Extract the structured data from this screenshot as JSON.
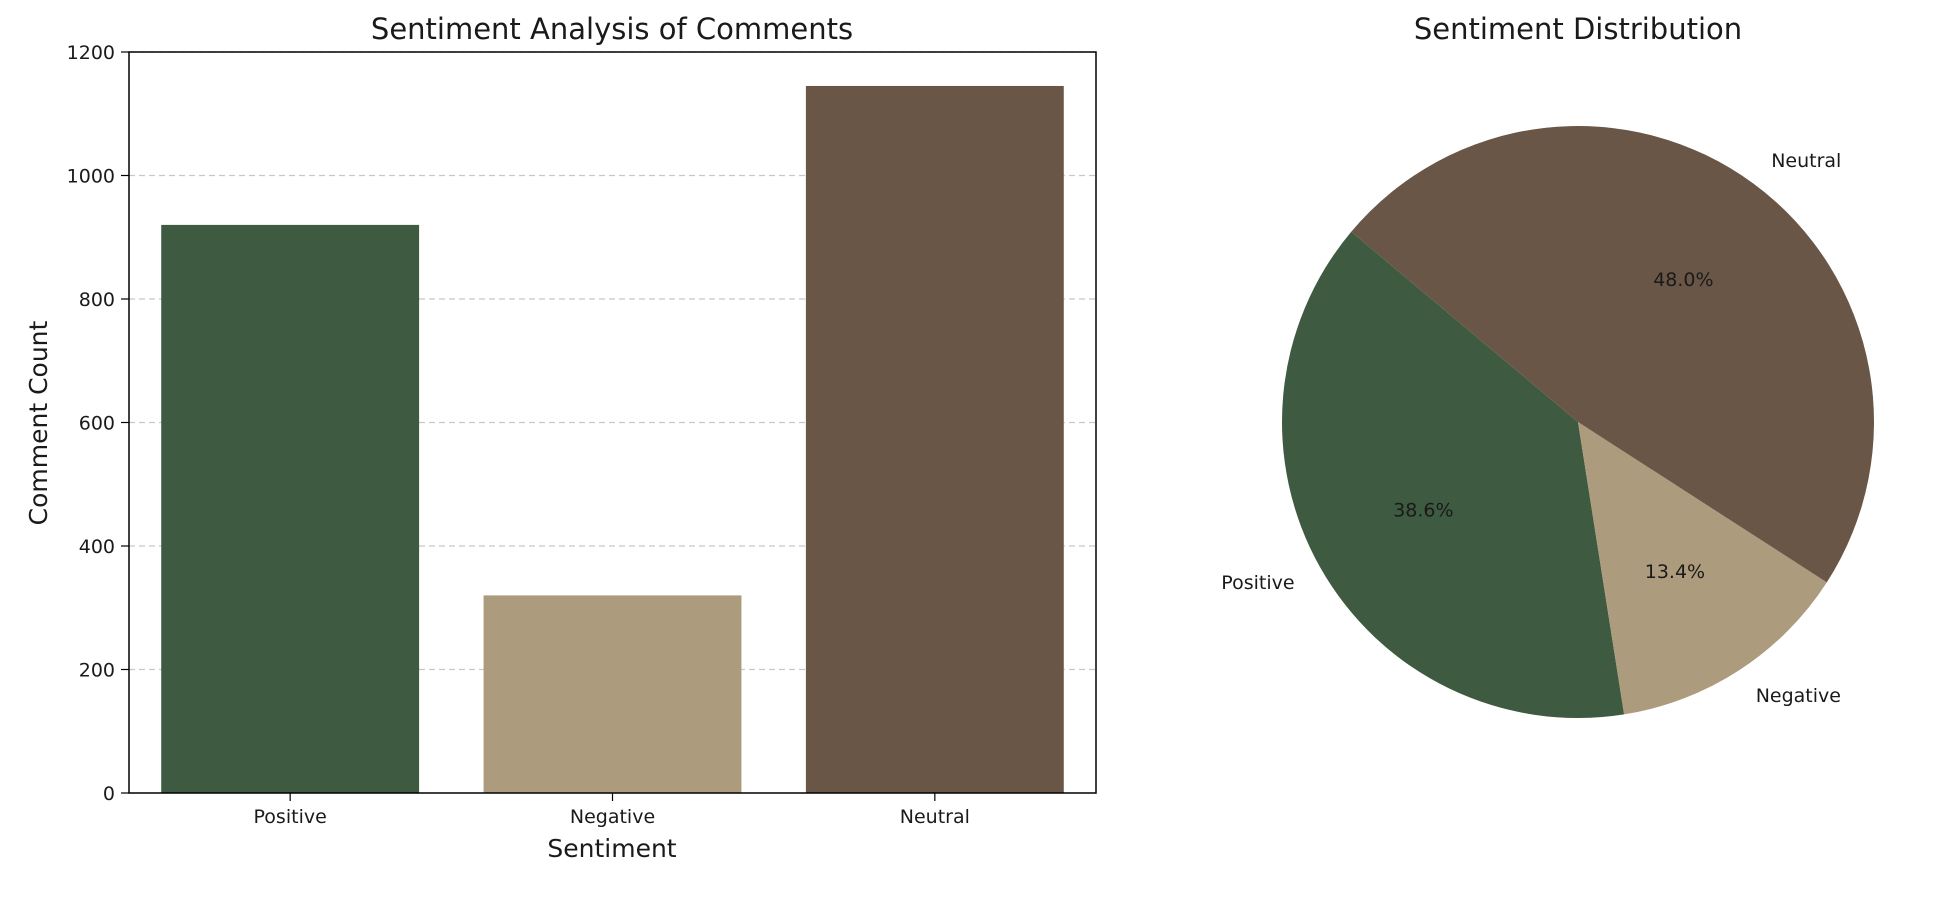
{
  "chart_data": [
    {
      "type": "bar",
      "title": "Sentiment Analysis of Comments",
      "xlabel": "Sentiment",
      "ylabel": "Comment Count",
      "categories": [
        "Positive",
        "Negative",
        "Neutral"
      ],
      "values": [
        920,
        320,
        1145
      ],
      "colors": [
        "#3e5a40",
        "#ad9b7d",
        "#695646"
      ],
      "ylim": [
        0,
        1200
      ],
      "yticks": [
        0,
        200,
        400,
        600,
        800,
        1000,
        1200
      ],
      "grid": "y-dashed"
    },
    {
      "type": "pie",
      "title": "Sentiment Distribution",
      "labels": [
        "Positive",
        "Negative",
        "Neutral"
      ],
      "percent_labels": [
        "38.6%",
        "13.4%",
        "48.0%"
      ],
      "values": [
        38.6,
        13.4,
        48.0
      ],
      "colors": [
        "#3e5a40",
        "#ad9b7d",
        "#695646"
      ]
    }
  ]
}
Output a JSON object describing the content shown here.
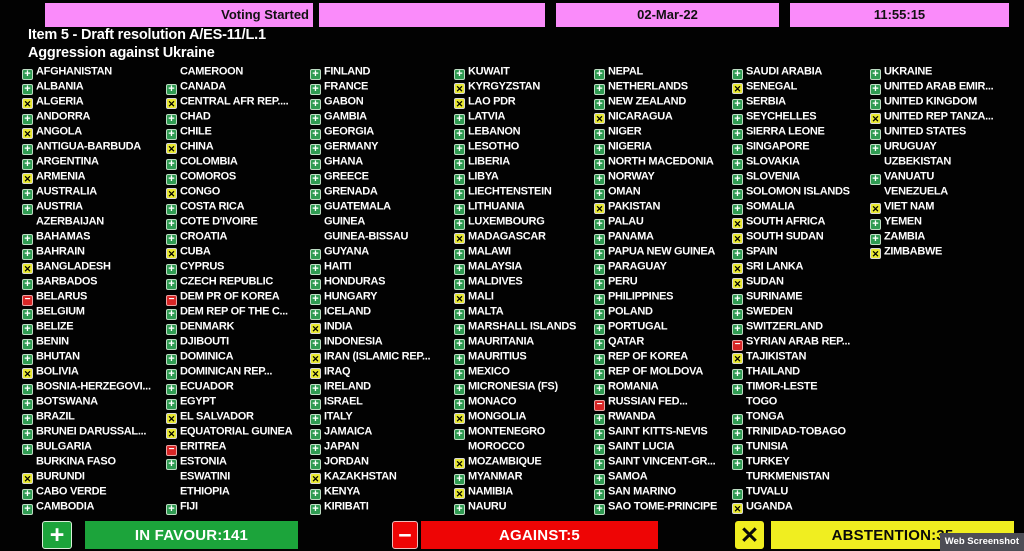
{
  "top_bar": {
    "status": "Voting Started",
    "date": "02-Mar-22",
    "time": "11:55:15"
  },
  "title": {
    "line1": "Item 5 - Draft resolution A/ES-11/L.1",
    "line2": "Aggression against Ukraine"
  },
  "colors": {
    "header_pink": "#fa8bfa",
    "favour_green": "#1ca43b",
    "against_red": "#ee0505",
    "abstain_yellow": "#f0ee20",
    "text_white": "#ffffff",
    "background": "#000000"
  },
  "vote_legend": {
    "Y": "in-favour (green plus)",
    "N": "against (red minus)",
    "A": "abstention (yellow x)",
    "": "not voting (blank)"
  },
  "votes": {
    "columns": [
      [
        [
          "AFGHANISTAN",
          "Y"
        ],
        [
          "ALBANIA",
          "Y"
        ],
        [
          "ALGERIA",
          "A"
        ],
        [
          "ANDORRA",
          "Y"
        ],
        [
          "ANGOLA",
          "A"
        ],
        [
          "ANTIGUA-BARBUDA",
          "Y"
        ],
        [
          "ARGENTINA",
          "Y"
        ],
        [
          "ARMENIA",
          "A"
        ],
        [
          "AUSTRALIA",
          "Y"
        ],
        [
          "AUSTRIA",
          "Y"
        ],
        [
          "AZERBAIJAN",
          ""
        ],
        [
          "BAHAMAS",
          "Y"
        ],
        [
          "BAHRAIN",
          "Y"
        ],
        [
          "BANGLADESH",
          "A"
        ],
        [
          "BARBADOS",
          "Y"
        ],
        [
          "BELARUS",
          "N"
        ],
        [
          "BELGIUM",
          "Y"
        ],
        [
          "BELIZE",
          "Y"
        ],
        [
          "BENIN",
          "Y"
        ],
        [
          "BHUTAN",
          "Y"
        ],
        [
          "BOLIVIA",
          "A"
        ],
        [
          "BOSNIA-HERZEGOVI...",
          "Y"
        ],
        [
          "BOTSWANA",
          "Y"
        ],
        [
          "BRAZIL",
          "Y"
        ],
        [
          "BRUNEI DARUSSAL...",
          "Y"
        ],
        [
          "BULGARIA",
          "Y"
        ],
        [
          "BURKINA FASO",
          ""
        ],
        [
          "BURUNDI",
          "A"
        ],
        [
          "CABO VERDE",
          "Y"
        ],
        [
          "CAMBODIA",
          "Y"
        ]
      ],
      [
        [
          "CAMEROON",
          ""
        ],
        [
          "CANADA",
          "Y"
        ],
        [
          "CENTRAL AFR REP....",
          "A"
        ],
        [
          "CHAD",
          "Y"
        ],
        [
          "CHILE",
          "Y"
        ],
        [
          "CHINA",
          "A"
        ],
        [
          "COLOMBIA",
          "Y"
        ],
        [
          "COMOROS",
          "Y"
        ],
        [
          "CONGO",
          "A"
        ],
        [
          "COSTA RICA",
          "Y"
        ],
        [
          "COTE D'IVOIRE",
          "Y"
        ],
        [
          "CROATIA",
          "Y"
        ],
        [
          "CUBA",
          "A"
        ],
        [
          "CYPRUS",
          "Y"
        ],
        [
          "CZECH REPUBLIC",
          "Y"
        ],
        [
          "DEM PR OF KOREA",
          "N"
        ],
        [
          "DEM REP OF THE C...",
          "Y"
        ],
        [
          "DENMARK",
          "Y"
        ],
        [
          "DJIBOUTI",
          "Y"
        ],
        [
          "DOMINICA",
          "Y"
        ],
        [
          "DOMINICAN REP...",
          "Y"
        ],
        [
          "ECUADOR",
          "Y"
        ],
        [
          "EGYPT",
          "Y"
        ],
        [
          "EL SALVADOR",
          "A"
        ],
        [
          "EQUATORIAL GUINEA",
          "A"
        ],
        [
          "ERITREA",
          "N"
        ],
        [
          "ESTONIA",
          "Y"
        ],
        [
          "ESWATINI",
          ""
        ],
        [
          "ETHIOPIA",
          ""
        ],
        [
          "FIJI",
          "Y"
        ]
      ],
      [
        [
          "FINLAND",
          "Y"
        ],
        [
          "FRANCE",
          "Y"
        ],
        [
          "GABON",
          "Y"
        ],
        [
          "GAMBIA",
          "Y"
        ],
        [
          "GEORGIA",
          "Y"
        ],
        [
          "GERMANY",
          "Y"
        ],
        [
          "GHANA",
          "Y"
        ],
        [
          "GREECE",
          "Y"
        ],
        [
          "GRENADA",
          "Y"
        ],
        [
          "GUATEMALA",
          "Y"
        ],
        [
          "GUINEA",
          ""
        ],
        [
          "GUINEA-BISSAU",
          ""
        ],
        [
          "GUYANA",
          "Y"
        ],
        [
          "HAITI",
          "Y"
        ],
        [
          "HONDURAS",
          "Y"
        ],
        [
          "HUNGARY",
          "Y"
        ],
        [
          "ICELAND",
          "Y"
        ],
        [
          "INDIA",
          "A"
        ],
        [
          "INDONESIA",
          "Y"
        ],
        [
          "IRAN (ISLAMIC REP...",
          "A"
        ],
        [
          "IRAQ",
          "A"
        ],
        [
          "IRELAND",
          "Y"
        ],
        [
          "ISRAEL",
          "Y"
        ],
        [
          "ITALY",
          "Y"
        ],
        [
          "JAMAICA",
          "Y"
        ],
        [
          "JAPAN",
          "Y"
        ],
        [
          "JORDAN",
          "Y"
        ],
        [
          "KAZAKHSTAN",
          "A"
        ],
        [
          "KENYA",
          "Y"
        ],
        [
          "KIRIBATI",
          "Y"
        ]
      ],
      [
        [
          "KUWAIT",
          "Y"
        ],
        [
          "KYRGYZSTAN",
          "A"
        ],
        [
          "LAO PDR",
          "A"
        ],
        [
          "LATVIA",
          "Y"
        ],
        [
          "LEBANON",
          "Y"
        ],
        [
          "LESOTHO",
          "Y"
        ],
        [
          "LIBERIA",
          "Y"
        ],
        [
          "LIBYA",
          "Y"
        ],
        [
          "LIECHTENSTEIN",
          "Y"
        ],
        [
          "LITHUANIA",
          "Y"
        ],
        [
          "LUXEMBOURG",
          "Y"
        ],
        [
          "MADAGASCAR",
          "A"
        ],
        [
          "MALAWI",
          "Y"
        ],
        [
          "MALAYSIA",
          "Y"
        ],
        [
          "MALDIVES",
          "Y"
        ],
        [
          "MALI",
          "A"
        ],
        [
          "MALTA",
          "Y"
        ],
        [
          "MARSHALL ISLANDS",
          "Y"
        ],
        [
          "MAURITANIA",
          "Y"
        ],
        [
          "MAURITIUS",
          "Y"
        ],
        [
          "MEXICO",
          "Y"
        ],
        [
          "MICRONESIA (FS)",
          "Y"
        ],
        [
          "MONACO",
          "Y"
        ],
        [
          "MONGOLIA",
          "A"
        ],
        [
          "MONTENEGRO",
          "Y"
        ],
        [
          "MOROCCO",
          ""
        ],
        [
          "MOZAMBIQUE",
          "A"
        ],
        [
          "MYANMAR",
          "Y"
        ],
        [
          "NAMIBIA",
          "A"
        ],
        [
          "NAURU",
          "Y"
        ]
      ],
      [
        [
          "NEPAL",
          "Y"
        ],
        [
          "NETHERLANDS",
          "Y"
        ],
        [
          "NEW ZEALAND",
          "Y"
        ],
        [
          "NICARAGUA",
          "A"
        ],
        [
          "NIGER",
          "Y"
        ],
        [
          "NIGERIA",
          "Y"
        ],
        [
          "NORTH MACEDONIA",
          "Y"
        ],
        [
          "NORWAY",
          "Y"
        ],
        [
          "OMAN",
          "Y"
        ],
        [
          "PAKISTAN",
          "A"
        ],
        [
          "PALAU",
          "Y"
        ],
        [
          "PANAMA",
          "Y"
        ],
        [
          "PAPUA NEW GUINEA",
          "Y"
        ],
        [
          "PARAGUAY",
          "Y"
        ],
        [
          "PERU",
          "Y"
        ],
        [
          "PHILIPPINES",
          "Y"
        ],
        [
          "POLAND",
          "Y"
        ],
        [
          "PORTUGAL",
          "Y"
        ],
        [
          "QATAR",
          "Y"
        ],
        [
          "REP OF KOREA",
          "Y"
        ],
        [
          "REP OF MOLDOVA",
          "Y"
        ],
        [
          "ROMANIA",
          "Y"
        ],
        [
          "RUSSIAN FED...",
          "N"
        ],
        [
          "RWANDA",
          "Y"
        ],
        [
          "SAINT KITTS-NEVIS",
          "Y"
        ],
        [
          "SAINT LUCIA",
          "Y"
        ],
        [
          "SAINT VINCENT-GR...",
          "Y"
        ],
        [
          "SAMOA",
          "Y"
        ],
        [
          "SAN MARINO",
          "Y"
        ],
        [
          "SAO TOME-PRINCIPE",
          "Y"
        ]
      ],
      [
        [
          "SAUDI ARABIA",
          "Y"
        ],
        [
          "SENEGAL",
          "A"
        ],
        [
          "SERBIA",
          "Y"
        ],
        [
          "SEYCHELLES",
          "Y"
        ],
        [
          "SIERRA LEONE",
          "Y"
        ],
        [
          "SINGAPORE",
          "Y"
        ],
        [
          "SLOVAKIA",
          "Y"
        ],
        [
          "SLOVENIA",
          "Y"
        ],
        [
          "SOLOMON ISLANDS",
          "Y"
        ],
        [
          "SOMALIA",
          "Y"
        ],
        [
          "SOUTH AFRICA",
          "A"
        ],
        [
          "SOUTH SUDAN",
          "A"
        ],
        [
          "SPAIN",
          "Y"
        ],
        [
          "SRI LANKA",
          "A"
        ],
        [
          "SUDAN",
          "A"
        ],
        [
          "SURINAME",
          "Y"
        ],
        [
          "SWEDEN",
          "Y"
        ],
        [
          "SWITZERLAND",
          "Y"
        ],
        [
          "SYRIAN ARAB REP...",
          "N"
        ],
        [
          "TAJIKISTAN",
          "A"
        ],
        [
          "THAILAND",
          "Y"
        ],
        [
          "TIMOR-LESTE",
          "Y"
        ],
        [
          "TOGO",
          ""
        ],
        [
          "TONGA",
          "Y"
        ],
        [
          "TRINIDAD-TOBAGO",
          "Y"
        ],
        [
          "TUNISIA",
          "Y"
        ],
        [
          "TURKEY",
          "Y"
        ],
        [
          "TURKMENISTAN",
          ""
        ],
        [
          "TUVALU",
          "Y"
        ],
        [
          "UGANDA",
          "A"
        ]
      ],
      [
        [
          "UKRAINE",
          "Y"
        ],
        [
          "UNITED ARAB EMIR...",
          "Y"
        ],
        [
          "UNITED KINGDOM",
          "Y"
        ],
        [
          "UNITED REP TANZA...",
          "A"
        ],
        [
          "UNITED STATES",
          "Y"
        ],
        [
          "URUGUAY",
          "Y"
        ],
        [
          "UZBEKISTAN",
          ""
        ],
        [
          "VANUATU",
          "Y"
        ],
        [
          "VENEZUELA",
          ""
        ],
        [
          "VIET NAM",
          "A"
        ],
        [
          "YEMEN",
          "Y"
        ],
        [
          "ZAMBIA",
          "Y"
        ],
        [
          "ZIMBABWE",
          "A"
        ]
      ]
    ]
  },
  "summary": {
    "in_favour_label": "IN FAVOUR:141",
    "against_label": "AGAINST:5",
    "abstention_label": "ABSTENTION:35",
    "in_favour": 141,
    "against": 5,
    "abstention": 35,
    "plus_glyph": "+",
    "minus_glyph": "−",
    "x_glyph": "✕"
  },
  "watermark": "Web Screenshot"
}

--------------------------------

### TO DO
Pick out every line above that contains the word "GUINEA" and copy it.

### TASK SOLUTION
          "EQUATORIAL GUINEA",
          "GUINEA",
          "GUINEA-BISSAU",
          "PAPUA NEW GUINEA",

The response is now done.